WORK TO DO: Copy every line of the entries that includes the word "JSON".

ENTRIES SHOWN:
○ ○ ○ ○

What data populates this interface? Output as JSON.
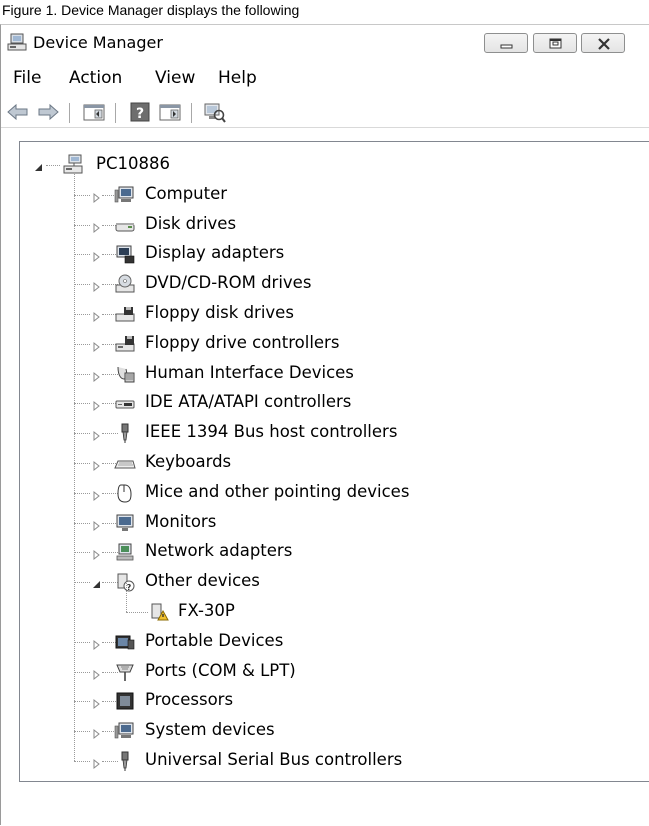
{
  "caption": "Figure 1. Device Manager displays the following",
  "window": {
    "title": "Device Manager",
    "buttons": {
      "minimize": "minimize-icon",
      "maximize": "maximize-icon",
      "close": "close-icon"
    }
  },
  "menu": [
    {
      "label": "File"
    },
    {
      "label": "Action"
    },
    {
      "label": "View"
    },
    {
      "label": "Help"
    }
  ],
  "toolbar": [
    "back-arrow-icon",
    "forward-arrow-icon",
    "console-tree-icon",
    "help-icon",
    "action-pane-icon",
    "scan-hardware-icon"
  ],
  "tree": {
    "root": {
      "label": "PC10886",
      "icon": "computer-network-icon",
      "expanded": true
    },
    "items": [
      {
        "label": "Computer",
        "icon": "computer-icon",
        "expanded": false,
        "children": []
      },
      {
        "label": "Disk drives",
        "icon": "disk-drive-icon",
        "expanded": false,
        "children": []
      },
      {
        "label": "Display adapters",
        "icon": "display-adapter-icon",
        "expanded": false,
        "children": []
      },
      {
        "label": "DVD/CD-ROM drives",
        "icon": "dvd-drive-icon",
        "expanded": false,
        "children": []
      },
      {
        "label": "Floppy disk drives",
        "icon": "floppy-drive-icon",
        "expanded": false,
        "children": []
      },
      {
        "label": "Floppy drive controllers",
        "icon": "floppy-controller-icon",
        "expanded": false,
        "children": []
      },
      {
        "label": "Human Interface Devices",
        "icon": "hid-icon",
        "expanded": false,
        "children": []
      },
      {
        "label": "IDE ATA/ATAPI controllers",
        "icon": "ide-controller-icon",
        "expanded": false,
        "children": []
      },
      {
        "label": "IEEE 1394 Bus host controllers",
        "icon": "ieee1394-icon",
        "expanded": false,
        "children": []
      },
      {
        "label": "Keyboards",
        "icon": "keyboard-icon",
        "expanded": false,
        "children": []
      },
      {
        "label": "Mice and other pointing devices",
        "icon": "mouse-icon",
        "expanded": false,
        "children": []
      },
      {
        "label": "Monitors",
        "icon": "monitor-icon",
        "expanded": false,
        "children": []
      },
      {
        "label": "Network adapters",
        "icon": "network-adapter-icon",
        "expanded": false,
        "children": []
      },
      {
        "label": "Other devices",
        "icon": "unknown-device-icon",
        "expanded": true,
        "children": [
          {
            "label": "FX-30P",
            "icon": "unknown-device-warning-icon"
          }
        ]
      },
      {
        "label": "Portable Devices",
        "icon": "portable-device-icon",
        "expanded": false,
        "children": []
      },
      {
        "label": "Ports (COM & LPT)",
        "icon": "port-icon",
        "expanded": false,
        "children": []
      },
      {
        "label": "Processors",
        "icon": "processor-icon",
        "expanded": false,
        "children": []
      },
      {
        "label": "System devices",
        "icon": "system-device-icon",
        "expanded": false,
        "children": []
      },
      {
        "label": "Universal Serial Bus controllers",
        "icon": "usb-icon",
        "expanded": false,
        "children": []
      }
    ]
  },
  "colors": {
    "tree_border": "#828790",
    "dotted_lines": "#9a9a9a",
    "window_bg": "#ffffff"
  }
}
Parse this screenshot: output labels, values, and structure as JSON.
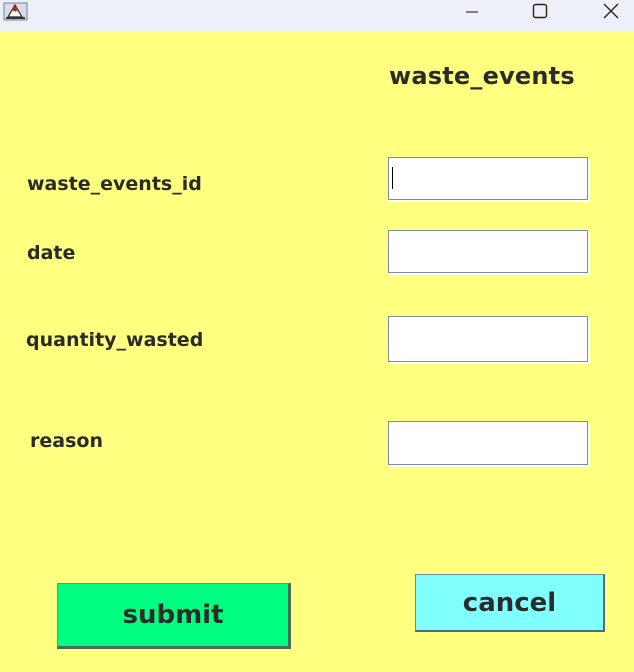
{
  "window": {
    "icon": "java-duke-icon",
    "controls": [
      "minimize-icon",
      "maximize-icon",
      "close-icon"
    ]
  },
  "form": {
    "title": "waste_events",
    "fields": [
      {
        "label": "waste_events_id",
        "value": ""
      },
      {
        "label": "date",
        "value": ""
      },
      {
        "label": "quantity_wasted",
        "value": ""
      },
      {
        "label": "reason",
        "value": ""
      }
    ]
  },
  "buttons": {
    "submit": "submit",
    "cancel": "cancel"
  },
  "colors": {
    "background": "#ffff80",
    "submit": "#00ff80",
    "cancel": "#80ffff",
    "titlebar": "#eef0f8"
  }
}
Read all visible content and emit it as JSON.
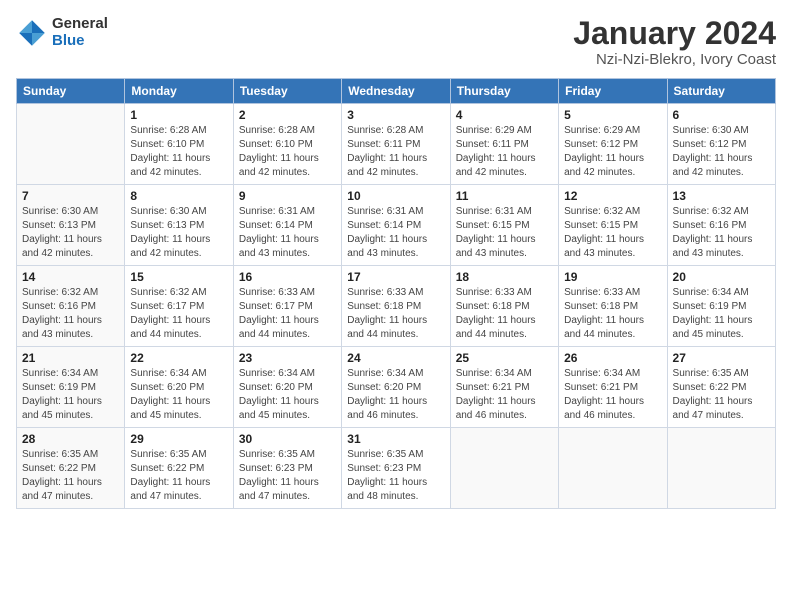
{
  "header": {
    "logo_general": "General",
    "logo_blue": "Blue",
    "title": "January 2024",
    "subtitle": "Nzi-Nzi-Blekro, Ivory Coast"
  },
  "days_of_week": [
    "Sunday",
    "Monday",
    "Tuesday",
    "Wednesday",
    "Thursday",
    "Friday",
    "Saturday"
  ],
  "weeks": [
    [
      {
        "day": "",
        "sunrise": "",
        "sunset": "",
        "daylight": ""
      },
      {
        "day": "1",
        "sunrise": "Sunrise: 6:28 AM",
        "sunset": "Sunset: 6:10 PM",
        "daylight": "Daylight: 11 hours and 42 minutes."
      },
      {
        "day": "2",
        "sunrise": "Sunrise: 6:28 AM",
        "sunset": "Sunset: 6:10 PM",
        "daylight": "Daylight: 11 hours and 42 minutes."
      },
      {
        "day": "3",
        "sunrise": "Sunrise: 6:28 AM",
        "sunset": "Sunset: 6:11 PM",
        "daylight": "Daylight: 11 hours and 42 minutes."
      },
      {
        "day": "4",
        "sunrise": "Sunrise: 6:29 AM",
        "sunset": "Sunset: 6:11 PM",
        "daylight": "Daylight: 11 hours and 42 minutes."
      },
      {
        "day": "5",
        "sunrise": "Sunrise: 6:29 AM",
        "sunset": "Sunset: 6:12 PM",
        "daylight": "Daylight: 11 hours and 42 minutes."
      },
      {
        "day": "6",
        "sunrise": "Sunrise: 6:30 AM",
        "sunset": "Sunset: 6:12 PM",
        "daylight": "Daylight: 11 hours and 42 minutes."
      }
    ],
    [
      {
        "day": "7",
        "sunrise": "Sunrise: 6:30 AM",
        "sunset": "Sunset: 6:13 PM",
        "daylight": "Daylight: 11 hours and 42 minutes."
      },
      {
        "day": "8",
        "sunrise": "Sunrise: 6:30 AM",
        "sunset": "Sunset: 6:13 PM",
        "daylight": "Daylight: 11 hours and 42 minutes."
      },
      {
        "day": "9",
        "sunrise": "Sunrise: 6:31 AM",
        "sunset": "Sunset: 6:14 PM",
        "daylight": "Daylight: 11 hours and 43 minutes."
      },
      {
        "day": "10",
        "sunrise": "Sunrise: 6:31 AM",
        "sunset": "Sunset: 6:14 PM",
        "daylight": "Daylight: 11 hours and 43 minutes."
      },
      {
        "day": "11",
        "sunrise": "Sunrise: 6:31 AM",
        "sunset": "Sunset: 6:15 PM",
        "daylight": "Daylight: 11 hours and 43 minutes."
      },
      {
        "day": "12",
        "sunrise": "Sunrise: 6:32 AM",
        "sunset": "Sunset: 6:15 PM",
        "daylight": "Daylight: 11 hours and 43 minutes."
      },
      {
        "day": "13",
        "sunrise": "Sunrise: 6:32 AM",
        "sunset": "Sunset: 6:16 PM",
        "daylight": "Daylight: 11 hours and 43 minutes."
      }
    ],
    [
      {
        "day": "14",
        "sunrise": "Sunrise: 6:32 AM",
        "sunset": "Sunset: 6:16 PM",
        "daylight": "Daylight: 11 hours and 43 minutes."
      },
      {
        "day": "15",
        "sunrise": "Sunrise: 6:32 AM",
        "sunset": "Sunset: 6:17 PM",
        "daylight": "Daylight: 11 hours and 44 minutes."
      },
      {
        "day": "16",
        "sunrise": "Sunrise: 6:33 AM",
        "sunset": "Sunset: 6:17 PM",
        "daylight": "Daylight: 11 hours and 44 minutes."
      },
      {
        "day": "17",
        "sunrise": "Sunrise: 6:33 AM",
        "sunset": "Sunset: 6:18 PM",
        "daylight": "Daylight: 11 hours and 44 minutes."
      },
      {
        "day": "18",
        "sunrise": "Sunrise: 6:33 AM",
        "sunset": "Sunset: 6:18 PM",
        "daylight": "Daylight: 11 hours and 44 minutes."
      },
      {
        "day": "19",
        "sunrise": "Sunrise: 6:33 AM",
        "sunset": "Sunset: 6:18 PM",
        "daylight": "Daylight: 11 hours and 44 minutes."
      },
      {
        "day": "20",
        "sunrise": "Sunrise: 6:34 AM",
        "sunset": "Sunset: 6:19 PM",
        "daylight": "Daylight: 11 hours and 45 minutes."
      }
    ],
    [
      {
        "day": "21",
        "sunrise": "Sunrise: 6:34 AM",
        "sunset": "Sunset: 6:19 PM",
        "daylight": "Daylight: 11 hours and 45 minutes."
      },
      {
        "day": "22",
        "sunrise": "Sunrise: 6:34 AM",
        "sunset": "Sunset: 6:20 PM",
        "daylight": "Daylight: 11 hours and 45 minutes."
      },
      {
        "day": "23",
        "sunrise": "Sunrise: 6:34 AM",
        "sunset": "Sunset: 6:20 PM",
        "daylight": "Daylight: 11 hours and 45 minutes."
      },
      {
        "day": "24",
        "sunrise": "Sunrise: 6:34 AM",
        "sunset": "Sunset: 6:20 PM",
        "daylight": "Daylight: 11 hours and 46 minutes."
      },
      {
        "day": "25",
        "sunrise": "Sunrise: 6:34 AM",
        "sunset": "Sunset: 6:21 PM",
        "daylight": "Daylight: 11 hours and 46 minutes."
      },
      {
        "day": "26",
        "sunrise": "Sunrise: 6:34 AM",
        "sunset": "Sunset: 6:21 PM",
        "daylight": "Daylight: 11 hours and 46 minutes."
      },
      {
        "day": "27",
        "sunrise": "Sunrise: 6:35 AM",
        "sunset": "Sunset: 6:22 PM",
        "daylight": "Daylight: 11 hours and 47 minutes."
      }
    ],
    [
      {
        "day": "28",
        "sunrise": "Sunrise: 6:35 AM",
        "sunset": "Sunset: 6:22 PM",
        "daylight": "Daylight: 11 hours and 47 minutes."
      },
      {
        "day": "29",
        "sunrise": "Sunrise: 6:35 AM",
        "sunset": "Sunset: 6:22 PM",
        "daylight": "Daylight: 11 hours and 47 minutes."
      },
      {
        "day": "30",
        "sunrise": "Sunrise: 6:35 AM",
        "sunset": "Sunset: 6:23 PM",
        "daylight": "Daylight: 11 hours and 47 minutes."
      },
      {
        "day": "31",
        "sunrise": "Sunrise: 6:35 AM",
        "sunset": "Sunset: 6:23 PM",
        "daylight": "Daylight: 11 hours and 48 minutes."
      },
      {
        "day": "",
        "sunrise": "",
        "sunset": "",
        "daylight": ""
      },
      {
        "day": "",
        "sunrise": "",
        "sunset": "",
        "daylight": ""
      },
      {
        "day": "",
        "sunrise": "",
        "sunset": "",
        "daylight": ""
      }
    ]
  ]
}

○ ○ ○ ○

FINISHED TASK:
What data populates this interface? Output as JSON.
Parse this screenshot: output labels, values, and structure as JSON.
Read all visible content and emit it as JSON.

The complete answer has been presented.